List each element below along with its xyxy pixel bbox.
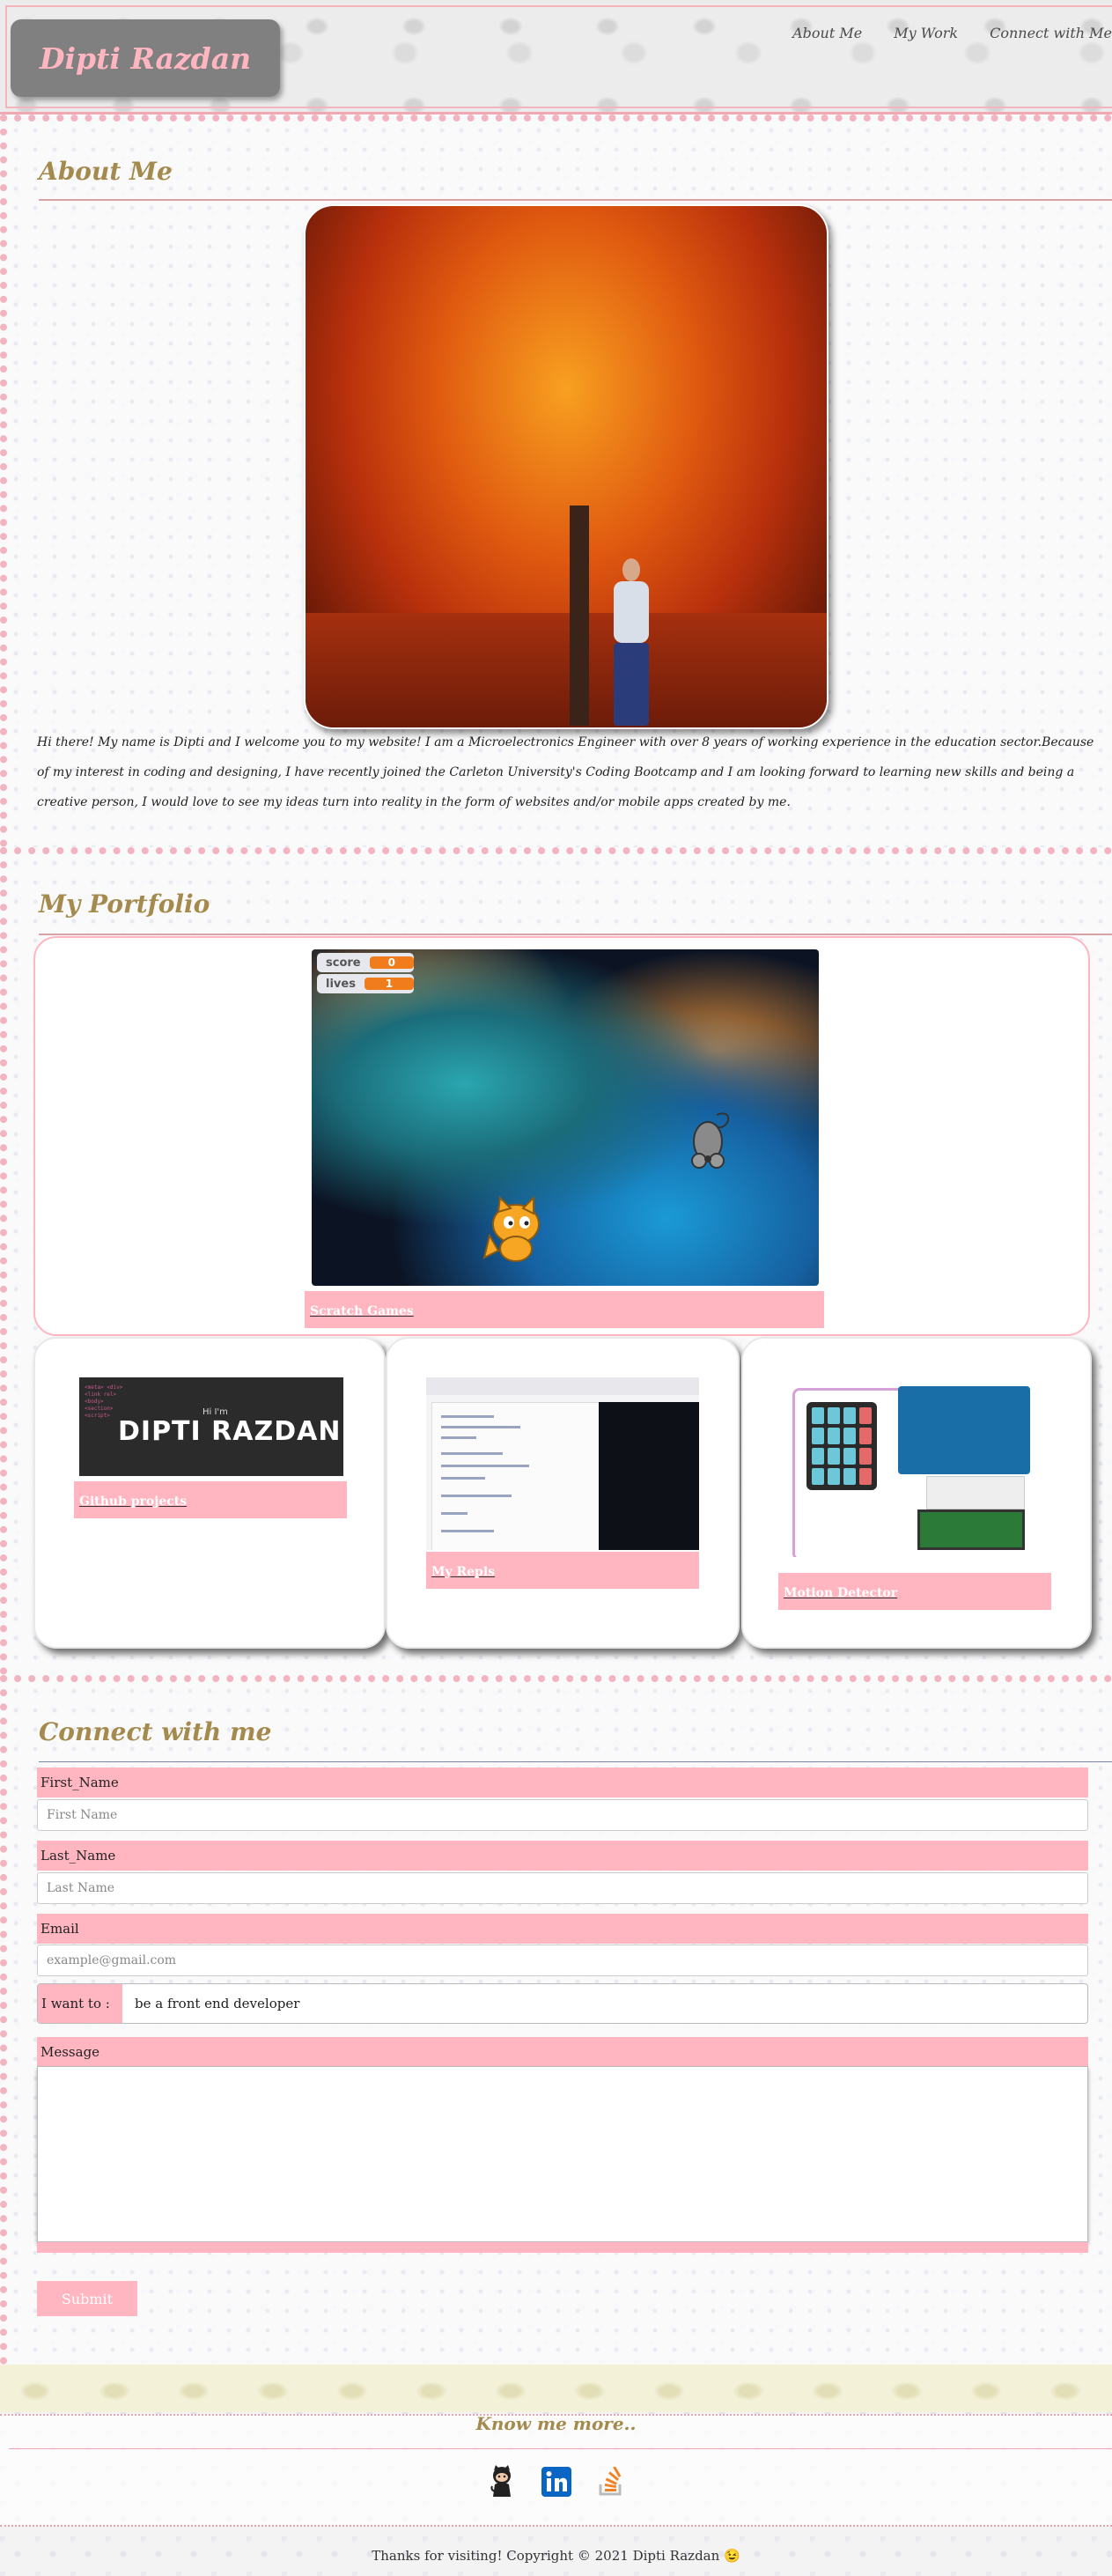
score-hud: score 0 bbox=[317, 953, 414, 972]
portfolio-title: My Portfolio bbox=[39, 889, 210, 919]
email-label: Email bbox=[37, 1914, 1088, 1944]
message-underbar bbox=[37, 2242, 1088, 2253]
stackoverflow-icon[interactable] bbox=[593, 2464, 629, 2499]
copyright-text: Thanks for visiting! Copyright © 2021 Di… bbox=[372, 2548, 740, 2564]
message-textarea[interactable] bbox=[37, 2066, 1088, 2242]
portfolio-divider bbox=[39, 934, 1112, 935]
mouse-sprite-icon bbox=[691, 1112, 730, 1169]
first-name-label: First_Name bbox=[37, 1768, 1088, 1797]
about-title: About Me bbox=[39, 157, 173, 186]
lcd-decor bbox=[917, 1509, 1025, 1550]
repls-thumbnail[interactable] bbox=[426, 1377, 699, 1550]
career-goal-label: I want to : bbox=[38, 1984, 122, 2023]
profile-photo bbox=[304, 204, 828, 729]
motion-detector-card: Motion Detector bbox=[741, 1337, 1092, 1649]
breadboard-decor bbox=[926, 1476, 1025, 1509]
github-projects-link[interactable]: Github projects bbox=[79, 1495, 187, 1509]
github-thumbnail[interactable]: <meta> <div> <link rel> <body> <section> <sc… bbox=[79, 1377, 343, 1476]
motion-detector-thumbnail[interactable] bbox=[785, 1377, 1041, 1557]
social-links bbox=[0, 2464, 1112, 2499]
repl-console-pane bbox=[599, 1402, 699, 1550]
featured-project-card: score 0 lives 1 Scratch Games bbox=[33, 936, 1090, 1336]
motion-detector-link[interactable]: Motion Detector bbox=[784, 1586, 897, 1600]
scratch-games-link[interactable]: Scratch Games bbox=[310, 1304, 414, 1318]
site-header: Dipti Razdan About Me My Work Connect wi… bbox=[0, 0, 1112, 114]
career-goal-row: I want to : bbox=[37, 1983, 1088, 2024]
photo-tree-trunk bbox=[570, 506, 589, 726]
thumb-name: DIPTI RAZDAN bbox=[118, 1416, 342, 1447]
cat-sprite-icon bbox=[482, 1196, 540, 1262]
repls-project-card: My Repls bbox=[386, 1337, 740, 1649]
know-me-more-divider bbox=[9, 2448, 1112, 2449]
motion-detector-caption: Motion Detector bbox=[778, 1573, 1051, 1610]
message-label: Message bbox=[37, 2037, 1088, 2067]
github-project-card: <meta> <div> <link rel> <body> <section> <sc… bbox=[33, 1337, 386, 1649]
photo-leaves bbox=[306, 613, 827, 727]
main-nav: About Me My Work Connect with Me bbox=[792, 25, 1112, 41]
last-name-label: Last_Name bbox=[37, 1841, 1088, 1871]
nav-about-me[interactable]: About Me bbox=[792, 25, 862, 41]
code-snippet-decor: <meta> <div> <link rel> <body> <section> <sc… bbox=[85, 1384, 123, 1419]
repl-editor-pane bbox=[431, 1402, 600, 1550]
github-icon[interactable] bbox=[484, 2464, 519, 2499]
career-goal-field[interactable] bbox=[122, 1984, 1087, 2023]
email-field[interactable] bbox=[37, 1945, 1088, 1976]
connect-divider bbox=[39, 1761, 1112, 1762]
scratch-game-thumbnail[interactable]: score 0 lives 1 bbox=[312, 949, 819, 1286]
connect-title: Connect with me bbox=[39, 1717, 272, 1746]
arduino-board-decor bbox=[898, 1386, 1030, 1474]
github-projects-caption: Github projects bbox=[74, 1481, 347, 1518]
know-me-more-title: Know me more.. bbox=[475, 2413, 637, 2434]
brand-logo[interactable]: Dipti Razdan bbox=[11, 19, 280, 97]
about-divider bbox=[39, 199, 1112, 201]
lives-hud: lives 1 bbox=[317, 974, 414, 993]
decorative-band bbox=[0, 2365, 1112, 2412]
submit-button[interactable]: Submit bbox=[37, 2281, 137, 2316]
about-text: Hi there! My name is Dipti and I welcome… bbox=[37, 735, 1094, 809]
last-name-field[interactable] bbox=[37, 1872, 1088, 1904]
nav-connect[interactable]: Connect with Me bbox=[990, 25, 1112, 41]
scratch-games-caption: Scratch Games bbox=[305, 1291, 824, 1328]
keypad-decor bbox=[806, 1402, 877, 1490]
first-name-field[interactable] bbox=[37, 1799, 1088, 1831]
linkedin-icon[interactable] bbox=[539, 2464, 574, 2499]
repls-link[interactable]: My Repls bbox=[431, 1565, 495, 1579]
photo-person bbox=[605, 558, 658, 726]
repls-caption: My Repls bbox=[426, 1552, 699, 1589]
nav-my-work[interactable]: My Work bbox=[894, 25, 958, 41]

• • • • • • •

## Aim of the exercise
Which lines in the entries above contain the string "last"? Collect each of them in full.

## Expected answer
last-name-label: Last_Name bbox=[37, 1841, 1088, 1871]
last-name-field[interactable] bbox=[37, 1872, 1088, 1904]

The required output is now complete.